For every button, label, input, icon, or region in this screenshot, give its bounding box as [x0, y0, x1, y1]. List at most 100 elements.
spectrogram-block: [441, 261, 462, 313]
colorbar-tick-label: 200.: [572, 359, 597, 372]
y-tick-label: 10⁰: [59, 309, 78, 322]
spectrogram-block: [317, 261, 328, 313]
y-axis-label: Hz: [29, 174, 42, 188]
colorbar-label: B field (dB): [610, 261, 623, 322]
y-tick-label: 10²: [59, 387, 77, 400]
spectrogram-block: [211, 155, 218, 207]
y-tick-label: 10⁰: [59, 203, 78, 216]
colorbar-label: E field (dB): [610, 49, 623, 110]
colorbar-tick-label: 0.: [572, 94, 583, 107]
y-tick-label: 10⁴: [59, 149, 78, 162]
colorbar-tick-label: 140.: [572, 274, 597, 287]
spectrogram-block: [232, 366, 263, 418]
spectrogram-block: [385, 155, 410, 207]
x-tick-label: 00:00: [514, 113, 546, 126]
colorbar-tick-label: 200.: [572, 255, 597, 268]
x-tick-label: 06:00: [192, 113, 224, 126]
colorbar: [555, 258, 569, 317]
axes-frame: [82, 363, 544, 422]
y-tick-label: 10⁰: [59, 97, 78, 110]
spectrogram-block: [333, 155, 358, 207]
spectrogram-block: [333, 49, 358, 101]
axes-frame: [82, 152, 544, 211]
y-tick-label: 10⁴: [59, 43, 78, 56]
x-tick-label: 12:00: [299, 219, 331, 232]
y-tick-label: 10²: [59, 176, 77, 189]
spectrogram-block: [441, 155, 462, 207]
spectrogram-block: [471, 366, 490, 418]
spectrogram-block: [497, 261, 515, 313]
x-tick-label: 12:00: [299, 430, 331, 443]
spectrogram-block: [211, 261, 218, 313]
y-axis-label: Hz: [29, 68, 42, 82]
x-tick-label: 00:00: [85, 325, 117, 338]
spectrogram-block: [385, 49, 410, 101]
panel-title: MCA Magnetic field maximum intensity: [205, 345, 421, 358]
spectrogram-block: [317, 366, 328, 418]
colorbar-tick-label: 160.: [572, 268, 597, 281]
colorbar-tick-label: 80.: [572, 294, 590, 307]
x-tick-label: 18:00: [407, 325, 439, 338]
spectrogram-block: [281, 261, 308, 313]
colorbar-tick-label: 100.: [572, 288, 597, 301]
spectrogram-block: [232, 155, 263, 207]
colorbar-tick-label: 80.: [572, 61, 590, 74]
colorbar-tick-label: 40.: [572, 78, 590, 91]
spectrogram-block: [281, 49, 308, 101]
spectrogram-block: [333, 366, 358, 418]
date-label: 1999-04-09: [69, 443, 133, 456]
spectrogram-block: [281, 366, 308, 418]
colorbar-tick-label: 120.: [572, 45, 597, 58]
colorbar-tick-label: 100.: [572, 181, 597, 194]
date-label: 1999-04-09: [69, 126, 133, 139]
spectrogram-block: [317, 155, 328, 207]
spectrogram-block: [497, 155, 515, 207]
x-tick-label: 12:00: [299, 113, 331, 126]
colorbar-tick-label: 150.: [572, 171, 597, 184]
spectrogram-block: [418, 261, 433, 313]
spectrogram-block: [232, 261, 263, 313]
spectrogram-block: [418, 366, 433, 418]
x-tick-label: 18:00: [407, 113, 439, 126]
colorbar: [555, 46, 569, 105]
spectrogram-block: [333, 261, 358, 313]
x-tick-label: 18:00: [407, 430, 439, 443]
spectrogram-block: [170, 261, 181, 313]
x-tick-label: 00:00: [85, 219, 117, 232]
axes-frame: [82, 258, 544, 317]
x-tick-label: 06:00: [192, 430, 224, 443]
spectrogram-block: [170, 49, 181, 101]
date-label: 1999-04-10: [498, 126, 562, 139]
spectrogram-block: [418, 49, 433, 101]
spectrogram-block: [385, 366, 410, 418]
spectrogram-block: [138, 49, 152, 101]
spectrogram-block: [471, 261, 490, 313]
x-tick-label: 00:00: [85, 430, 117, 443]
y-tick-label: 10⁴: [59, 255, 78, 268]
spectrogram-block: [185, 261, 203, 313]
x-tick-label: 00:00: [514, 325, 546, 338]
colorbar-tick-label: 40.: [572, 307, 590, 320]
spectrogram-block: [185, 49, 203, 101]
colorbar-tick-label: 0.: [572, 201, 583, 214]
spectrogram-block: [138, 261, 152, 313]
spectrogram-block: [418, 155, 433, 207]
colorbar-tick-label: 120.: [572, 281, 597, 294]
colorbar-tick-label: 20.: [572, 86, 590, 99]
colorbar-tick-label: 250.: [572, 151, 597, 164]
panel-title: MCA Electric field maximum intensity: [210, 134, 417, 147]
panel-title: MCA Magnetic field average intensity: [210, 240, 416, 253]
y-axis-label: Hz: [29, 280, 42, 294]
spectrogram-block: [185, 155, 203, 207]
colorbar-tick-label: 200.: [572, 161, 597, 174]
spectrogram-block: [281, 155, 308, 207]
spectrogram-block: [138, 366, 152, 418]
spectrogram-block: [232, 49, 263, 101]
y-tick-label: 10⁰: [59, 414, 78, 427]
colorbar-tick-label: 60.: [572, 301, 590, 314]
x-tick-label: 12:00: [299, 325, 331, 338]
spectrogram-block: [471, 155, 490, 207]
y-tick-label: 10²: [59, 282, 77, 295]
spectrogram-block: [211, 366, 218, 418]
####################
Set down every line of the data above again, word for word and in the same order.

== Worked answer ==
For every button, label, input, icon, or region in this screenshot, give its bounding box as [x0, y0, x1, y1]. List at most 100 elements.
spectrogram-block: [441, 261, 462, 313]
colorbar-tick-label: 200.: [572, 359, 597, 372]
y-tick-label: 10⁰: [59, 309, 78, 322]
spectrogram-block: [317, 261, 328, 313]
y-axis-label: Hz: [29, 174, 42, 188]
colorbar-label: B field (dB): [610, 261, 623, 322]
y-tick-label: 10²: [59, 387, 77, 400]
spectrogram-block: [211, 155, 218, 207]
y-tick-label: 10⁰: [59, 203, 78, 216]
colorbar-label: E field (dB): [610, 49, 623, 110]
colorbar-tick-label: 0.: [572, 94, 583, 107]
y-tick-label: 10⁴: [59, 149, 78, 162]
colorbar-tick-label: 140.: [572, 274, 597, 287]
spectrogram-block: [232, 366, 263, 418]
spectrogram-block: [385, 155, 410, 207]
x-tick-label: 00:00: [514, 113, 546, 126]
colorbar-tick-label: 200.: [572, 255, 597, 268]
x-tick-label: 06:00: [192, 113, 224, 126]
colorbar: [555, 258, 569, 317]
axes-frame: [82, 363, 544, 422]
y-tick-label: 10⁰: [59, 97, 78, 110]
spectrogram-block: [333, 155, 358, 207]
spectrogram-block: [333, 49, 358, 101]
axes-frame: [82, 152, 544, 211]
y-tick-label: 10⁴: [59, 43, 78, 56]
x-tick-label: 12:00: [299, 219, 331, 232]
y-tick-label: 10²: [59, 176, 77, 189]
spectrogram-block: [441, 155, 462, 207]
spectrogram-block: [471, 366, 490, 418]
spectrogram-block: [497, 261, 515, 313]
x-tick-label: 12:00: [299, 430, 331, 443]
spectrogram-block: [211, 261, 218, 313]
y-axis-label: Hz: [29, 68, 42, 82]
x-tick-label: 00:00: [85, 325, 117, 338]
spectrogram-block: [385, 49, 410, 101]
panel-title: MCA Magnetic field maximum intensity: [205, 345, 421, 358]
spectrogram-block: [317, 366, 328, 418]
colorbar-tick-label: 160.: [572, 268, 597, 281]
colorbar-tick-label: 80.: [572, 294, 590, 307]
x-tick-label: 18:00: [407, 325, 439, 338]
spectrogram-block: [281, 261, 308, 313]
colorbar-tick-label: 100.: [572, 288, 597, 301]
spectrogram-block: [232, 155, 263, 207]
colorbar-tick-label: 80.: [572, 61, 590, 74]
colorbar-tick-label: 40.: [572, 78, 590, 91]
spectrogram-block: [281, 49, 308, 101]
spectrogram-block: [333, 366, 358, 418]
date-label: 1999-04-09: [69, 443, 133, 456]
spectrogram-block: [281, 366, 308, 418]
colorbar-tick-label: 120.: [572, 45, 597, 58]
colorbar-tick-label: 100.: [572, 181, 597, 194]
date-label: 1999-04-09: [69, 126, 133, 139]
spectrogram-block: [317, 155, 328, 207]
spectrogram-block: [497, 155, 515, 207]
x-tick-label: 12:00: [299, 113, 331, 126]
colorbar-tick-label: 150.: [572, 171, 597, 184]
spectrogram-block: [418, 261, 433, 313]
spectrogram-block: [232, 261, 263, 313]
spectrogram-block: [418, 366, 433, 418]
x-tick-label: 18:00: [407, 113, 439, 126]
colorbar: [555, 46, 569, 105]
spectrogram-block: [333, 261, 358, 313]
x-tick-label: 18:00: [407, 430, 439, 443]
spectrogram-block: [170, 261, 181, 313]
x-tick-label: 00:00: [85, 219, 117, 232]
axes-frame: [82, 258, 544, 317]
x-tick-label: 06:00: [192, 430, 224, 443]
spectrogram-block: [170, 49, 181, 101]
date-label: 1999-04-10: [498, 126, 562, 139]
spectrogram-block: [418, 49, 433, 101]
spectrogram-block: [385, 366, 410, 418]
spectrogram-block: [138, 49, 152, 101]
spectrogram-block: [471, 261, 490, 313]
x-tick-label: 00:00: [85, 430, 117, 443]
y-tick-label: 10⁴: [59, 255, 78, 268]
spectrogram-block: [185, 261, 203, 313]
x-tick-label: 00:00: [514, 325, 546, 338]
colorbar-tick-label: 40.: [572, 307, 590, 320]
spectrogram-block: [185, 49, 203, 101]
colorbar-tick-label: 0.: [572, 201, 583, 214]
spectrogram-block: [138, 261, 152, 313]
spectrogram-block: [418, 155, 433, 207]
colorbar-tick-label: 120.: [572, 281, 597, 294]
colorbar-tick-label: 20.: [572, 86, 590, 99]
colorbar-tick-label: 250.: [572, 151, 597, 164]
panel-title: MCA Electric field maximum intensity: [210, 134, 417, 147]
panel-title: MCA Magnetic field average intensity: [210, 240, 416, 253]
y-axis-label: Hz: [29, 280, 42, 294]
spectrogram-block: [185, 155, 203, 207]
colorbar-tick-label: 200.: [572, 161, 597, 174]
spectrogram-block: [281, 155, 308, 207]
spectrogram-block: [138, 366, 152, 418]
spectrogram-block: [232, 49, 263, 101]
y-tick-label: 10⁰: [59, 414, 78, 427]
colorbar-tick-label: 60.: [572, 301, 590, 314]
x-tick-label: 12:00: [299, 325, 331, 338]
spectrogram-block: [471, 155, 490, 207]
y-tick-label: 10²: [59, 282, 77, 295]
spectrogram-block: [211, 366, 218, 418]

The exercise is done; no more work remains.